● CHALLENGE:
Using the records below, please work out how many lines contain "dealer"; answer with the number alone.

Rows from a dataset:
----------------------------------------
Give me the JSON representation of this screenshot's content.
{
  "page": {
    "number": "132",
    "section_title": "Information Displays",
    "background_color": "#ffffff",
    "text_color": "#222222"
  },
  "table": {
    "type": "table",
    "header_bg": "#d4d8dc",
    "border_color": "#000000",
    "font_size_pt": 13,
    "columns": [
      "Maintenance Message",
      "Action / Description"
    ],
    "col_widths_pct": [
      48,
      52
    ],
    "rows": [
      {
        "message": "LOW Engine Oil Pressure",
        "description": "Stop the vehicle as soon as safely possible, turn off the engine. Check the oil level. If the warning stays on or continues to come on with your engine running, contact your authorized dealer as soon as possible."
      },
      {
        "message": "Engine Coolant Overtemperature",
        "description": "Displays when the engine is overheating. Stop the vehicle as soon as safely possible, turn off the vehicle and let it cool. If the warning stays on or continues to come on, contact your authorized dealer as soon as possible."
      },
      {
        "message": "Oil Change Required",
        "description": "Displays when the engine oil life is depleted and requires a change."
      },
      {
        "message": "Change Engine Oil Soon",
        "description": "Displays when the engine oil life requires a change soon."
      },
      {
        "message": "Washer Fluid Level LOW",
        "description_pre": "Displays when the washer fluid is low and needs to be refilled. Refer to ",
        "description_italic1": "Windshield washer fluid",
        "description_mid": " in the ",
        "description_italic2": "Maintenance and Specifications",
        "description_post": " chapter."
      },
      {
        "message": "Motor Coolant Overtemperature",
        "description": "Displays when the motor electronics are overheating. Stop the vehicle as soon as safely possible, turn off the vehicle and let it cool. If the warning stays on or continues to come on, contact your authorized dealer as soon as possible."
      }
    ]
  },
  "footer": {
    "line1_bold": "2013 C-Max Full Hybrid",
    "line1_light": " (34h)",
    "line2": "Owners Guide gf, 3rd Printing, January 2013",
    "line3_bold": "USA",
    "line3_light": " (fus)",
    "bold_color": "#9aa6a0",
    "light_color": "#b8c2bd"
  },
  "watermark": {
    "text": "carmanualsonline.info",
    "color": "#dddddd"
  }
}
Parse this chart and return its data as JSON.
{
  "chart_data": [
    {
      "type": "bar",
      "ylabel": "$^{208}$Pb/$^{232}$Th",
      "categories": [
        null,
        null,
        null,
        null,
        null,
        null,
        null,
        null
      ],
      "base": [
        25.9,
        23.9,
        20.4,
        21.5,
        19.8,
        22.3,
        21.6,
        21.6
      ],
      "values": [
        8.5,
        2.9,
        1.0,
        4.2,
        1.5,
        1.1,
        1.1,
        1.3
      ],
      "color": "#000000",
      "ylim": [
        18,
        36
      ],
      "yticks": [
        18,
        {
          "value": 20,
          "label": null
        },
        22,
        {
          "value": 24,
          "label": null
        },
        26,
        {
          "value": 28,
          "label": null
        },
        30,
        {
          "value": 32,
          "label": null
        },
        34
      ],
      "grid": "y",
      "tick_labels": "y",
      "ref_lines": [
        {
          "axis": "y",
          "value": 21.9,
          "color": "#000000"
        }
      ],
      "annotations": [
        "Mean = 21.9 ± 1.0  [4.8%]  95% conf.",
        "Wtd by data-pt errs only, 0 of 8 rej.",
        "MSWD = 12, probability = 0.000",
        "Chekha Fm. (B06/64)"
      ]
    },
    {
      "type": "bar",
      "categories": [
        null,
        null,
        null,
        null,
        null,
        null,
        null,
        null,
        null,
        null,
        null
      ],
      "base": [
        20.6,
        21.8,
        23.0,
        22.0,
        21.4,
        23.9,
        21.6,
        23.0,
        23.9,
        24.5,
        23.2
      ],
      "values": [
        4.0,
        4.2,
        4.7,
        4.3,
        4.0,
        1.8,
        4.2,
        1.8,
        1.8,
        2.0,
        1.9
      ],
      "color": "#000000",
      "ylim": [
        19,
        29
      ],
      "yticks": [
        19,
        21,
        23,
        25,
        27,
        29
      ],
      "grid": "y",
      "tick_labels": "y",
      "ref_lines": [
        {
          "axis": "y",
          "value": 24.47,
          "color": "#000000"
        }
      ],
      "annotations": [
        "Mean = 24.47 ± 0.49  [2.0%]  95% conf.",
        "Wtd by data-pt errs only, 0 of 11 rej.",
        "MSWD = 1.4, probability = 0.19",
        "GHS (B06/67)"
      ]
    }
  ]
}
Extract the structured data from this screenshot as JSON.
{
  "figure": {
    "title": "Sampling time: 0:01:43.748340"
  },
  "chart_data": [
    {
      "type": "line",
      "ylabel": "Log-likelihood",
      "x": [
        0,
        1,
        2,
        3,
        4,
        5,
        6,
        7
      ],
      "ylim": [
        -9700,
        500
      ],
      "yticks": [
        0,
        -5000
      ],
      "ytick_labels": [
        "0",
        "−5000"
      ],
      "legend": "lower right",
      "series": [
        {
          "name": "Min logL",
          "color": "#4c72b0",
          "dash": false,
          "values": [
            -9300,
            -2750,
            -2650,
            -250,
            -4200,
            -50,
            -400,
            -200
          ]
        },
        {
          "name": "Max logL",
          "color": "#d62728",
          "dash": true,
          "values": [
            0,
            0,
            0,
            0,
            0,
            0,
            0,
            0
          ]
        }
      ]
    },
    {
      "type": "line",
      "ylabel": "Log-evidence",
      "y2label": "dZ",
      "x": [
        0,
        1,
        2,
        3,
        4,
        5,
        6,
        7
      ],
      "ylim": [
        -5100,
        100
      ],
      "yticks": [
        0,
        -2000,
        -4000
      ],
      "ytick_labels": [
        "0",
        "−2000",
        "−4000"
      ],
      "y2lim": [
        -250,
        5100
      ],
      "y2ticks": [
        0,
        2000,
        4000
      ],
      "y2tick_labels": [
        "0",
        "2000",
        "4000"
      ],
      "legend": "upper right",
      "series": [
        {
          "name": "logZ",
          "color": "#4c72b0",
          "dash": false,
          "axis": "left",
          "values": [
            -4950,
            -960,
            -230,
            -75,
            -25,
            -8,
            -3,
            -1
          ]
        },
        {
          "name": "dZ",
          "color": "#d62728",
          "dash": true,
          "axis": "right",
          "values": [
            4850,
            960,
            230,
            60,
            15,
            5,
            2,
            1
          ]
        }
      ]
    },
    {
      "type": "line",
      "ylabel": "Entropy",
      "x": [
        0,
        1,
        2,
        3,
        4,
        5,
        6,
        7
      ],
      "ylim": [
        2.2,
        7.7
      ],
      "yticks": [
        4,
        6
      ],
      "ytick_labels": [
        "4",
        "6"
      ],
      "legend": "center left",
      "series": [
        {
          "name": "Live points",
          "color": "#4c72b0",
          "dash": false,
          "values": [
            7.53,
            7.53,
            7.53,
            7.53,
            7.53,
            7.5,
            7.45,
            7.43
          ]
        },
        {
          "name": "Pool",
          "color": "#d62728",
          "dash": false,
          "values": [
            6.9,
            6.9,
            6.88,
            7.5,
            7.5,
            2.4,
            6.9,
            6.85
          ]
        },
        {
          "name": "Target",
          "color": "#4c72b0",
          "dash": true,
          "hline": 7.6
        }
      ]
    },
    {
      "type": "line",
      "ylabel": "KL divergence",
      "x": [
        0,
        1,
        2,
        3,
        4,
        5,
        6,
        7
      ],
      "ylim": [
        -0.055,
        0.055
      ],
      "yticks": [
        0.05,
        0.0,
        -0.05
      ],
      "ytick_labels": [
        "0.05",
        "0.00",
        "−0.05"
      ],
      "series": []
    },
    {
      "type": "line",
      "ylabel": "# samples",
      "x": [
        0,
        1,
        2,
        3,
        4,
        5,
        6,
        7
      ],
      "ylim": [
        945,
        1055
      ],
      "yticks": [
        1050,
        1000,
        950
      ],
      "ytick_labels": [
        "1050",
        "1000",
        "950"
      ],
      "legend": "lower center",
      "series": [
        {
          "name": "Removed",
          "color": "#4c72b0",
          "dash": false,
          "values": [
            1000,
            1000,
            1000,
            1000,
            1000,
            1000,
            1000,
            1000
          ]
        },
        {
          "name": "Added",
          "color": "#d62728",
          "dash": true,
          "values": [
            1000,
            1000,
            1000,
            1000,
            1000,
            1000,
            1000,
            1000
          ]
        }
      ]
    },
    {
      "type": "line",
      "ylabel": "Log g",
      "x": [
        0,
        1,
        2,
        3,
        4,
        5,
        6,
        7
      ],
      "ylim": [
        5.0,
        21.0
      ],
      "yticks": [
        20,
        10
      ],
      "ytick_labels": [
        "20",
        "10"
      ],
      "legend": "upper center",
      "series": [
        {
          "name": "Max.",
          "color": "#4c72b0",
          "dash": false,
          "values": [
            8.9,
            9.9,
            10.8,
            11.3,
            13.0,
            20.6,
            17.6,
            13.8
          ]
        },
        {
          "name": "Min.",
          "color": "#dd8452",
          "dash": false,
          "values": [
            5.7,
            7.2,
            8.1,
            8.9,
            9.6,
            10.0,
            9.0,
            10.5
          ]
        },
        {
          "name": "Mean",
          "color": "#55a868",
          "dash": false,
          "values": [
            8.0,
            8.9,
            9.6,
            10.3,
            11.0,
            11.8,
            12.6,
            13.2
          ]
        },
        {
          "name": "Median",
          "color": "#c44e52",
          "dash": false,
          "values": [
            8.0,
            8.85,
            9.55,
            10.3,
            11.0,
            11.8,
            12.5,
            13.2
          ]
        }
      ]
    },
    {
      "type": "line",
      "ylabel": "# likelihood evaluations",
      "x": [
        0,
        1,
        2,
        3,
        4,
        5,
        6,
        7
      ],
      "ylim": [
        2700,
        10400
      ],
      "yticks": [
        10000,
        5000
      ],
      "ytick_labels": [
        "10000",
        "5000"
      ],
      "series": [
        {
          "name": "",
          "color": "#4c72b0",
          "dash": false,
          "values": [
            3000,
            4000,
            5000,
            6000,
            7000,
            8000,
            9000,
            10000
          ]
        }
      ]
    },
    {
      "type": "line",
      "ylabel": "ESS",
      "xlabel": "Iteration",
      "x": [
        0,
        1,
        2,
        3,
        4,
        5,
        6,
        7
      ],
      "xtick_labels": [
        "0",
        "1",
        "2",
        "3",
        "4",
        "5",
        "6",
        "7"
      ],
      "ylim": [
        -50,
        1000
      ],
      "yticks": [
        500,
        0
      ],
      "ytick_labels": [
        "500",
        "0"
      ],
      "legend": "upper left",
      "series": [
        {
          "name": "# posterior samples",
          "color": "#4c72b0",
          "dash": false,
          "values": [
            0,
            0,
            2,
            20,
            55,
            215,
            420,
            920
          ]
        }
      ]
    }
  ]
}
----------------------------------------
● THE ANSWER:
3